# Required task:
Reproduce the data in its entirety, exactly as supplied.

# Items:
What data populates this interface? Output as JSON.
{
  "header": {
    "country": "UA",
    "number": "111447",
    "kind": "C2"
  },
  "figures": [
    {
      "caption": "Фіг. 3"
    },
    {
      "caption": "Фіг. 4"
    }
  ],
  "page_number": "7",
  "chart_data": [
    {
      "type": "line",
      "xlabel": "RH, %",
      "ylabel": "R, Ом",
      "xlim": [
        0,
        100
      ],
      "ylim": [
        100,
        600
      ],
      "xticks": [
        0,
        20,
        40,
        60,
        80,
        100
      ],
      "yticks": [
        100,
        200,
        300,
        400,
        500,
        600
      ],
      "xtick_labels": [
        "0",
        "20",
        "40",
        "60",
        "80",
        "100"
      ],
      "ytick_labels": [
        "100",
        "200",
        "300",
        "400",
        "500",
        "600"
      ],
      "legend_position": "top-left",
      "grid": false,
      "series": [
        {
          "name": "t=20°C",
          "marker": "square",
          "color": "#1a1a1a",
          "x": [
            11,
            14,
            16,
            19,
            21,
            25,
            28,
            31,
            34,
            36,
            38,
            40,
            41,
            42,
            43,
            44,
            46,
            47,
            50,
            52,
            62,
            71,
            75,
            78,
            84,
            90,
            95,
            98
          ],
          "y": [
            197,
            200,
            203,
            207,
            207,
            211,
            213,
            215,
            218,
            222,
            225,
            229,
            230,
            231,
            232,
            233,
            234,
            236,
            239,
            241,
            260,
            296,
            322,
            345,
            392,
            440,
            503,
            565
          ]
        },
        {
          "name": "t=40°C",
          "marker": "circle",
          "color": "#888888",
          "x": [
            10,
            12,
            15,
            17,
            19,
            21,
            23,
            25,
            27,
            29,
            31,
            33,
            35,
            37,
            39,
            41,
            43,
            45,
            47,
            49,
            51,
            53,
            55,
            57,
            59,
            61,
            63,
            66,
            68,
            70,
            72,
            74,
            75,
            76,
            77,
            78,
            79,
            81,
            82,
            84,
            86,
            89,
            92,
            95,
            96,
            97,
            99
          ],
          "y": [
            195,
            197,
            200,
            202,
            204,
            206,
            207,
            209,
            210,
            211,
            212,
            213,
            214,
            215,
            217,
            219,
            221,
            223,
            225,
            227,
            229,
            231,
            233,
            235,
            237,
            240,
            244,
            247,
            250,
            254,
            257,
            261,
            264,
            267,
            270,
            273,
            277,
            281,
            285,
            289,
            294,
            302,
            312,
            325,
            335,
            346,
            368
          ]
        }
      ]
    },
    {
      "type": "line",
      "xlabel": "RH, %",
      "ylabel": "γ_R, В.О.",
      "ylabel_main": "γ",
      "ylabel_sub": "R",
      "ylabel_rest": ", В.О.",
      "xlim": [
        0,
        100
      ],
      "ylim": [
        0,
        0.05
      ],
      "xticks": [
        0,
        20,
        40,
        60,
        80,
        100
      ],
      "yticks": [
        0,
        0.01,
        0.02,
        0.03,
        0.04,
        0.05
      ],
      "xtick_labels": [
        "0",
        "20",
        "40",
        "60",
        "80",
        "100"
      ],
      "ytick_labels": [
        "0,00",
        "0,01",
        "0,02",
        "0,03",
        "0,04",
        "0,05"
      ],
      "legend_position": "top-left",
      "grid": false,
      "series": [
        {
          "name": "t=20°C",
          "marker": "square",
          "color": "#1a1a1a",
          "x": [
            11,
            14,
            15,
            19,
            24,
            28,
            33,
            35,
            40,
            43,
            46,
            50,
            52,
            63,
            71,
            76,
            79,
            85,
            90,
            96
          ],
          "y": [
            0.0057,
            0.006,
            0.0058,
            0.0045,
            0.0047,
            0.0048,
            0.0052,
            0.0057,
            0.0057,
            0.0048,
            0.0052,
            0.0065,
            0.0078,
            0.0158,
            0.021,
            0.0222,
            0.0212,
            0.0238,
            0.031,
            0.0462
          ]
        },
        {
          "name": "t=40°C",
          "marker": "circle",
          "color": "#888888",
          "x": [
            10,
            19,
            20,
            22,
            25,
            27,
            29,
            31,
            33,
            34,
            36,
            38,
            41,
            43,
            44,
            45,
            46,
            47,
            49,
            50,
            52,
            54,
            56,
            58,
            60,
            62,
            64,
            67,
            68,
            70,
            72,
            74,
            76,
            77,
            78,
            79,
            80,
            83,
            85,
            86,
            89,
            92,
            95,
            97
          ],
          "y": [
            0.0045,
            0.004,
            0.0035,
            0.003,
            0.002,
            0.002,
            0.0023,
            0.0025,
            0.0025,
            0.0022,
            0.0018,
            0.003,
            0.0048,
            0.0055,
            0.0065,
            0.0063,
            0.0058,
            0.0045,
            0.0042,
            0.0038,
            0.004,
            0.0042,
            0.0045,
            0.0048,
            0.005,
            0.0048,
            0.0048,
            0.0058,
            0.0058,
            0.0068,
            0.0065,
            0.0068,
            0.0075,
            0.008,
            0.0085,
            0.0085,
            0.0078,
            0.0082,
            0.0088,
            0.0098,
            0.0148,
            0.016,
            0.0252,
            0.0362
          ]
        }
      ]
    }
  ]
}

# Result for this task:
What data populates this interface? Output as JSON.
{
  "header": {
    "country": "UA",
    "number": "111447",
    "kind": "C2"
  },
  "figures": [
    {
      "caption": "Фіг. 3"
    },
    {
      "caption": "Фіг. 4"
    }
  ],
  "page_number": "7",
  "chart_data": [
    {
      "type": "line",
      "xlabel": "RH, %",
      "ylabel": "R, Ом",
      "xlim": [
        0,
        100
      ],
      "ylim": [
        100,
        600
      ],
      "xticks": [
        0,
        20,
        40,
        60,
        80,
        100
      ],
      "yticks": [
        100,
        200,
        300,
        400,
        500,
        600
      ],
      "xtick_labels": [
        "0",
        "20",
        "40",
        "60",
        "80",
        "100"
      ],
      "ytick_labels": [
        "100",
        "200",
        "300",
        "400",
        "500",
        "600"
      ],
      "legend_position": "top-left",
      "grid": false,
      "series": [
        {
          "name": "t=20°C",
          "marker": "square",
          "color": "#1a1a1a",
          "x": [
            11,
            14,
            16,
            19,
            21,
            25,
            28,
            31,
            34,
            36,
            38,
            40,
            41,
            42,
            43,
            44,
            46,
            47,
            50,
            52,
            62,
            71,
            75,
            78,
            84,
            90,
            95,
            98
          ],
          "y": [
            197,
            200,
            203,
            207,
            207,
            211,
            213,
            215,
            218,
            222,
            225,
            229,
            230,
            231,
            232,
            233,
            234,
            236,
            239,
            241,
            260,
            296,
            322,
            345,
            392,
            440,
            503,
            565
          ]
        },
        {
          "name": "t=40°C",
          "marker": "circle",
          "color": "#888888",
          "x": [
            10,
            12,
            15,
            17,
            19,
            21,
            23,
            25,
            27,
            29,
            31,
            33,
            35,
            37,
            39,
            41,
            43,
            45,
            47,
            49,
            51,
            53,
            55,
            57,
            59,
            61,
            63,
            66,
            68,
            70,
            72,
            74,
            75,
            76,
            77,
            78,
            79,
            81,
            82,
            84,
            86,
            89,
            92,
            95,
            96,
            97,
            99
          ],
          "y": [
            195,
            197,
            200,
            202,
            204,
            206,
            207,
            209,
            210,
            211,
            212,
            213,
            214,
            215,
            217,
            219,
            221,
            223,
            225,
            227,
            229,
            231,
            233,
            235,
            237,
            240,
            244,
            247,
            250,
            254,
            257,
            261,
            264,
            267,
            270,
            273,
            277,
            281,
            285,
            289,
            294,
            302,
            312,
            325,
            335,
            346,
            368
          ]
        }
      ]
    },
    {
      "type": "line",
      "xlabel": "RH, %",
      "ylabel": "γ_R, В.О.",
      "ylabel_main": "γ",
      "ylabel_sub": "R",
      "ylabel_rest": ", В.О.",
      "xlim": [
        0,
        100
      ],
      "ylim": [
        0,
        0.05
      ],
      "xticks": [
        0,
        20,
        40,
        60,
        80,
        100
      ],
      "yticks": [
        0,
        0.01,
        0.02,
        0.03,
        0.04,
        0.05
      ],
      "xtick_labels": [
        "0",
        "20",
        "40",
        "60",
        "80",
        "100"
      ],
      "ytick_labels": [
        "0,00",
        "0,01",
        "0,02",
        "0,03",
        "0,04",
        "0,05"
      ],
      "legend_position": "top-left",
      "grid": false,
      "series": [
        {
          "name": "t=20°C",
          "marker": "square",
          "color": "#1a1a1a",
          "x": [
            11,
            14,
            15,
            19,
            24,
            28,
            33,
            35,
            40,
            43,
            46,
            50,
            52,
            63,
            71,
            76,
            79,
            85,
            90,
            96
          ],
          "y": [
            0.0057,
            0.006,
            0.0058,
            0.0045,
            0.0047,
            0.0048,
            0.0052,
            0.0057,
            0.0057,
            0.0048,
            0.0052,
            0.0065,
            0.0078,
            0.0158,
            0.021,
            0.0222,
            0.0212,
            0.0238,
            0.031,
            0.0462
          ]
        },
        {
          "name": "t=40°C",
          "marker": "circle",
          "color": "#888888",
          "x": [
            10,
            19,
            20,
            22,
            25,
            27,
            29,
            31,
            33,
            34,
            36,
            38,
            41,
            43,
            44,
            45,
            46,
            47,
            49,
            50,
            52,
            54,
            56,
            58,
            60,
            62,
            64,
            67,
            68,
            70,
            72,
            74,
            76,
            77,
            78,
            79,
            80,
            83,
            85,
            86,
            89,
            92,
            95,
            97
          ],
          "y": [
            0.0045,
            0.004,
            0.0035,
            0.003,
            0.002,
            0.002,
            0.0023,
            0.0025,
            0.0025,
            0.0022,
            0.0018,
            0.003,
            0.0048,
            0.0055,
            0.0065,
            0.0063,
            0.0058,
            0.0045,
            0.0042,
            0.0038,
            0.004,
            0.0042,
            0.0045,
            0.0048,
            0.005,
            0.0048,
            0.0048,
            0.0058,
            0.0058,
            0.0068,
            0.0065,
            0.0068,
            0.0075,
            0.008,
            0.0085,
            0.0085,
            0.0078,
            0.0082,
            0.0088,
            0.0098,
            0.0148,
            0.016,
            0.0252,
            0.0362
          ]
        }
      ]
    }
  ]
}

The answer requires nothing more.